───── Information shown ─────

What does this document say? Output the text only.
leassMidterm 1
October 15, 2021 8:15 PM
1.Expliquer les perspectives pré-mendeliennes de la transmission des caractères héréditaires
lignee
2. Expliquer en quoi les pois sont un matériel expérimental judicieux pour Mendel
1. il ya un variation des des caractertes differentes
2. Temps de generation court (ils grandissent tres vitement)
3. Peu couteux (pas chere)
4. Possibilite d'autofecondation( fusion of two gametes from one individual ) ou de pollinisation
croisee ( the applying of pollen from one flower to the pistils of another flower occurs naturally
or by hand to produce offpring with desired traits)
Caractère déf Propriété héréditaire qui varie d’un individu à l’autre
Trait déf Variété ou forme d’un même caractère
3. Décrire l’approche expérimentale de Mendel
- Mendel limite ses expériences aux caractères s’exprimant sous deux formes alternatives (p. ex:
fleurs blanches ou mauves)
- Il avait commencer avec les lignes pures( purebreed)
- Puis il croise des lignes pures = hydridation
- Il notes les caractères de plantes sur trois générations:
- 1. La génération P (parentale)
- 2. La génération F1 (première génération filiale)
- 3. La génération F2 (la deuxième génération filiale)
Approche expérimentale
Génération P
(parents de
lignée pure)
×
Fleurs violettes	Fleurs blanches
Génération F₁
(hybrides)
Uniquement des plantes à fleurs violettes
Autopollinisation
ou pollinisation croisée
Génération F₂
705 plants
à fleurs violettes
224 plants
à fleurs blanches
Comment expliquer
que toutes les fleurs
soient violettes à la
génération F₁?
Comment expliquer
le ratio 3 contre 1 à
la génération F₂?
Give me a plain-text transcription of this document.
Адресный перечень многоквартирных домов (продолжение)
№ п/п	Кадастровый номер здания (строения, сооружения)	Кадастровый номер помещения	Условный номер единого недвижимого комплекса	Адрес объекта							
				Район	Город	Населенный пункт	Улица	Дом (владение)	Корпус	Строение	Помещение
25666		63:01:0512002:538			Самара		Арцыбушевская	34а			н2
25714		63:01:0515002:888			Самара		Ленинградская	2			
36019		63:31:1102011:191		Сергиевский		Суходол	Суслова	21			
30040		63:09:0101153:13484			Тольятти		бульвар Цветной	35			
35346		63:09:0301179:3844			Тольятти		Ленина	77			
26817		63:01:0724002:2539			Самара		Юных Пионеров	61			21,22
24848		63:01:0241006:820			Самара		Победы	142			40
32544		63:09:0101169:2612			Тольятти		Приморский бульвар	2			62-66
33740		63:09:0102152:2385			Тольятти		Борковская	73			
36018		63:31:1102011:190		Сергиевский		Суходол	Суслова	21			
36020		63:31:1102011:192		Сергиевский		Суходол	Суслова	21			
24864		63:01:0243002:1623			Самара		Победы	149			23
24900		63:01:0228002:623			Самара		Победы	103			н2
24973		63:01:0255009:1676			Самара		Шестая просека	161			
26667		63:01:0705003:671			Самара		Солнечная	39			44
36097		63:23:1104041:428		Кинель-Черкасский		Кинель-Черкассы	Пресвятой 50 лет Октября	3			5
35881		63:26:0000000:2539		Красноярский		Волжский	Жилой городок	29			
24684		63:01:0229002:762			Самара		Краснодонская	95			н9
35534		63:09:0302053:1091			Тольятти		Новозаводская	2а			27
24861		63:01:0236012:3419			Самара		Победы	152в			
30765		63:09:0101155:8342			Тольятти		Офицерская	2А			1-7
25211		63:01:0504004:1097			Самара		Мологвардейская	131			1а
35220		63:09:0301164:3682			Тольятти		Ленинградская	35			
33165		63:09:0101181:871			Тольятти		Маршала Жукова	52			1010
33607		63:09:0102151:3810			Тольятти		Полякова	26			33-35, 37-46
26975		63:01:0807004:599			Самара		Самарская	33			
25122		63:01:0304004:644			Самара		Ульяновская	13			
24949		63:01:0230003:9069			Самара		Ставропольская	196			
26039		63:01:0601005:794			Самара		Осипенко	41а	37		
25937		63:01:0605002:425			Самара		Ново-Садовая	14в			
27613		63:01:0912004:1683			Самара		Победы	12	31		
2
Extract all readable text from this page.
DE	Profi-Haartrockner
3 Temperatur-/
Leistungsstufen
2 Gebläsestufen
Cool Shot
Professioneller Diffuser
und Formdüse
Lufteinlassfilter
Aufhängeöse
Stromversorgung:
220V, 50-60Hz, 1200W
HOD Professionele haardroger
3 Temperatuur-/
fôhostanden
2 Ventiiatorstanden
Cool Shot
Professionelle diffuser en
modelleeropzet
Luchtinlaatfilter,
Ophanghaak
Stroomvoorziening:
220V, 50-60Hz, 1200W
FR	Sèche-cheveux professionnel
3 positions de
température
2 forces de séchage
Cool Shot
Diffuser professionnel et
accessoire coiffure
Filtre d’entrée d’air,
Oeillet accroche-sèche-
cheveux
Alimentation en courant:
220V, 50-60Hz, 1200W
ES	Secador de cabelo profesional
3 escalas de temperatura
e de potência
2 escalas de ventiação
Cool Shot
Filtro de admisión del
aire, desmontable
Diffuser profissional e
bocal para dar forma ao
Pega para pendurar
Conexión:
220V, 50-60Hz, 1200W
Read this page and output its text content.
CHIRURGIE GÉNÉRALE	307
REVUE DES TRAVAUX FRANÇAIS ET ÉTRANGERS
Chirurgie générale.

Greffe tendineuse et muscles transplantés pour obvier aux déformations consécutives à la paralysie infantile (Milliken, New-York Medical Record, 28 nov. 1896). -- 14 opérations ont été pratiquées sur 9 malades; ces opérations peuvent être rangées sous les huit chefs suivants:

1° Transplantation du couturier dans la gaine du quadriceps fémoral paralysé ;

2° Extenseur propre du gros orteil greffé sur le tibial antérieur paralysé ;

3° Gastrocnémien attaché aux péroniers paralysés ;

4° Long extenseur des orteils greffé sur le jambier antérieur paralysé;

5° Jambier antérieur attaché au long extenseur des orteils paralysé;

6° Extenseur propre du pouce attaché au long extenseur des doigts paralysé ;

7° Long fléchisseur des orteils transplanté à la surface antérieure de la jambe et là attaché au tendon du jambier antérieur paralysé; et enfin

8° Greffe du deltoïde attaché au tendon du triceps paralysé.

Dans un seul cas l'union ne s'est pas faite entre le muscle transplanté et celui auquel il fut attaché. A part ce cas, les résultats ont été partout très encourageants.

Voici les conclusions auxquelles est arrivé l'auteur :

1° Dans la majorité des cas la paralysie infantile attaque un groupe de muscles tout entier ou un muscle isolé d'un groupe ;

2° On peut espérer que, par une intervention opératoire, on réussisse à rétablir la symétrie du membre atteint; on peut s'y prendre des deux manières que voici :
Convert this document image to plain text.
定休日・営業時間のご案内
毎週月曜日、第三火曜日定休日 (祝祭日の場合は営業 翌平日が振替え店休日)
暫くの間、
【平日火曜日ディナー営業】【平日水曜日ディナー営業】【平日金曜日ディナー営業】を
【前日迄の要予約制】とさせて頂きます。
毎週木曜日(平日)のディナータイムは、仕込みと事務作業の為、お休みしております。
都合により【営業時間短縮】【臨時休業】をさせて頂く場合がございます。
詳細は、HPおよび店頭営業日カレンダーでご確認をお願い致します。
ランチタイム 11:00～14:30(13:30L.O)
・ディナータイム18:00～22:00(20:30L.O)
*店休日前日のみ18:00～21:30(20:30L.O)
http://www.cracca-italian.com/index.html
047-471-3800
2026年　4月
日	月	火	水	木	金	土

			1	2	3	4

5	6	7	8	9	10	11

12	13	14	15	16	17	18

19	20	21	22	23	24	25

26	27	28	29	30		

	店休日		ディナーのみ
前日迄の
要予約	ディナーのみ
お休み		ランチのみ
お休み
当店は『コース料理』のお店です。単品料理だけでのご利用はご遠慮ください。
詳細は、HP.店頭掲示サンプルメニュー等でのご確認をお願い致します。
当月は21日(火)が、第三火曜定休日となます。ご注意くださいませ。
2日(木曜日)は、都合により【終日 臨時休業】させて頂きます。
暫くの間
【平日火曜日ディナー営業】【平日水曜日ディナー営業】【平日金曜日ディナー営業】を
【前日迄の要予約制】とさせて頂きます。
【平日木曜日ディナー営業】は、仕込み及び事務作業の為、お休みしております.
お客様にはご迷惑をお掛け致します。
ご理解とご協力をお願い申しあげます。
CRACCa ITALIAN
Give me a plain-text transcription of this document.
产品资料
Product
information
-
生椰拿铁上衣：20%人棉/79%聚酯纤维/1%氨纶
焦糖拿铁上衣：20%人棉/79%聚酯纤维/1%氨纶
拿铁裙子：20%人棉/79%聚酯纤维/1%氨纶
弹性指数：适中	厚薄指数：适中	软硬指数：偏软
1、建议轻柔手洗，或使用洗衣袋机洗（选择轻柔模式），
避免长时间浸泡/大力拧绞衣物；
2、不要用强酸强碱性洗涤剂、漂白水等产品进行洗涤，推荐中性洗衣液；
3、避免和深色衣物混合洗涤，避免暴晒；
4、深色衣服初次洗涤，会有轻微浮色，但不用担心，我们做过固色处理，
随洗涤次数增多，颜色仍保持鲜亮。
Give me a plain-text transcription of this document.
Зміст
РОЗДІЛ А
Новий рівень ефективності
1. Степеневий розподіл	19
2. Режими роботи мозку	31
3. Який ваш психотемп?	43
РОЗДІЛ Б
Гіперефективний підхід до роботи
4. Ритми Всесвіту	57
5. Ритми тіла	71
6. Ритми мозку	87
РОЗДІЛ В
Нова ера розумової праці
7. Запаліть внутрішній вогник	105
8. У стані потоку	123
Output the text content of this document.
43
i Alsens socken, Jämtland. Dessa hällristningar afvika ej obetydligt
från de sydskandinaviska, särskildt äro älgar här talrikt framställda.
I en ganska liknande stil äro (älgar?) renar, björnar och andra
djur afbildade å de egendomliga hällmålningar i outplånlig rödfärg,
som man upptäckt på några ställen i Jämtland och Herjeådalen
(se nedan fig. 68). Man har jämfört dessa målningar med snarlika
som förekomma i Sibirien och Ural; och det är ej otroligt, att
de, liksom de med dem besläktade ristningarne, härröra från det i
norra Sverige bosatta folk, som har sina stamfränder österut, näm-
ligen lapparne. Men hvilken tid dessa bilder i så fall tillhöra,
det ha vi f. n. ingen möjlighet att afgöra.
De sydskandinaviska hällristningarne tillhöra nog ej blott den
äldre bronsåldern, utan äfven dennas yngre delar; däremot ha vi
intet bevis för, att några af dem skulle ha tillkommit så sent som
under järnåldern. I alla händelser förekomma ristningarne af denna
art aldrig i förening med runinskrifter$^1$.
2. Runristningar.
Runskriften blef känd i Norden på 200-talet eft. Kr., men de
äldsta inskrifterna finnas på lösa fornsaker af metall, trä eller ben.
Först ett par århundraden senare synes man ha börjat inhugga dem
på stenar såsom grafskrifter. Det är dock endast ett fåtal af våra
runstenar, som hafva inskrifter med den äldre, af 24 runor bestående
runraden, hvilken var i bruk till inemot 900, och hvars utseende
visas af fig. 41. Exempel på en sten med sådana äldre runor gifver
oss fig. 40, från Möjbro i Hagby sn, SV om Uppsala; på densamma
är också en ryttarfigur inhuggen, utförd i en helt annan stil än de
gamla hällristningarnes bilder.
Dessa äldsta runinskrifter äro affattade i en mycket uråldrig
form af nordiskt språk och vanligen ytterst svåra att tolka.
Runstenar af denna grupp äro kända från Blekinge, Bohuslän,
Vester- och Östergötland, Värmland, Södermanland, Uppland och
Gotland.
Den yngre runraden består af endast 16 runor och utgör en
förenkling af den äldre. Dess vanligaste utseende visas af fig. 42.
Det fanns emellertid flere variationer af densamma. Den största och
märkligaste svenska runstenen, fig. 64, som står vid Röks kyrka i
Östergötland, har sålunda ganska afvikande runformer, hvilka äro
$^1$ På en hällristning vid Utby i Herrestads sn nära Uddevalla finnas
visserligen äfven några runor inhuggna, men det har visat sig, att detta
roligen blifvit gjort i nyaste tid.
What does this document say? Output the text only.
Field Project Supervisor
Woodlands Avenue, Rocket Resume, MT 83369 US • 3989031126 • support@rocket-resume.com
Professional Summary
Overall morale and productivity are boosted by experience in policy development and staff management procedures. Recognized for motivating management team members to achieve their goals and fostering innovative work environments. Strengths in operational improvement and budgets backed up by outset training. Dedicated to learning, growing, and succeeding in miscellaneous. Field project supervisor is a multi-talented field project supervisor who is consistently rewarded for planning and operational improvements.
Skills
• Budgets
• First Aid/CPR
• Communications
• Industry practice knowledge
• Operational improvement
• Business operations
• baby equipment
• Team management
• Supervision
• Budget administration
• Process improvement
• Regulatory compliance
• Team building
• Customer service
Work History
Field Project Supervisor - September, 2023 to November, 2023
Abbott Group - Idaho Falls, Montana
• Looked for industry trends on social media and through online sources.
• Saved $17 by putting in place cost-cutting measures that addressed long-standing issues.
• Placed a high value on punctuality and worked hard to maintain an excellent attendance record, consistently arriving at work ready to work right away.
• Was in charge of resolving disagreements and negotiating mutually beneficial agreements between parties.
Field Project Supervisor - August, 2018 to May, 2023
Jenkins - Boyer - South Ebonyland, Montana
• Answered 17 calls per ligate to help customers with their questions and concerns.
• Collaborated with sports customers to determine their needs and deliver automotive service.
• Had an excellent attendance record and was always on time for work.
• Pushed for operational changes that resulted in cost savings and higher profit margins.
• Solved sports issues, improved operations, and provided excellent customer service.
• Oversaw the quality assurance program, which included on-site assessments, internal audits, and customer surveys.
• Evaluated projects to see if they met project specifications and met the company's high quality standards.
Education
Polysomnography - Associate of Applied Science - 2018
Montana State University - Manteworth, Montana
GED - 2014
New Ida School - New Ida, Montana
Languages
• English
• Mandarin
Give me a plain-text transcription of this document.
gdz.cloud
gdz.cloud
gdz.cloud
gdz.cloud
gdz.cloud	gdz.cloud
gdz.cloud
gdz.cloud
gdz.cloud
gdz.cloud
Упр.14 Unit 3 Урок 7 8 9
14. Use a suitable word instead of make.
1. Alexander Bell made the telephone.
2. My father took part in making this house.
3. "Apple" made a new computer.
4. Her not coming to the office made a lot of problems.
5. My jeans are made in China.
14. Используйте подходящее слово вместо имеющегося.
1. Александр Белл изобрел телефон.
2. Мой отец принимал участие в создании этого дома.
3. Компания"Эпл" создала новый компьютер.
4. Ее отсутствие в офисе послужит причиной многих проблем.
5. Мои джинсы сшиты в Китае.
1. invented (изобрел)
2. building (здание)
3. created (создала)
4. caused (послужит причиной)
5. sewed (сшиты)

─────

# [Set task]
Return each full line of the entries that contains the word "excellent".

# [Response below]
• Placed a high value on punctuality and worked hard to maintain an excellent attendance record, consistently arriving at work ready to work right away.
• Had an excellent attendance record and was always on time for work.
• Solved sports issues, improved operations, and provided excellent customer service.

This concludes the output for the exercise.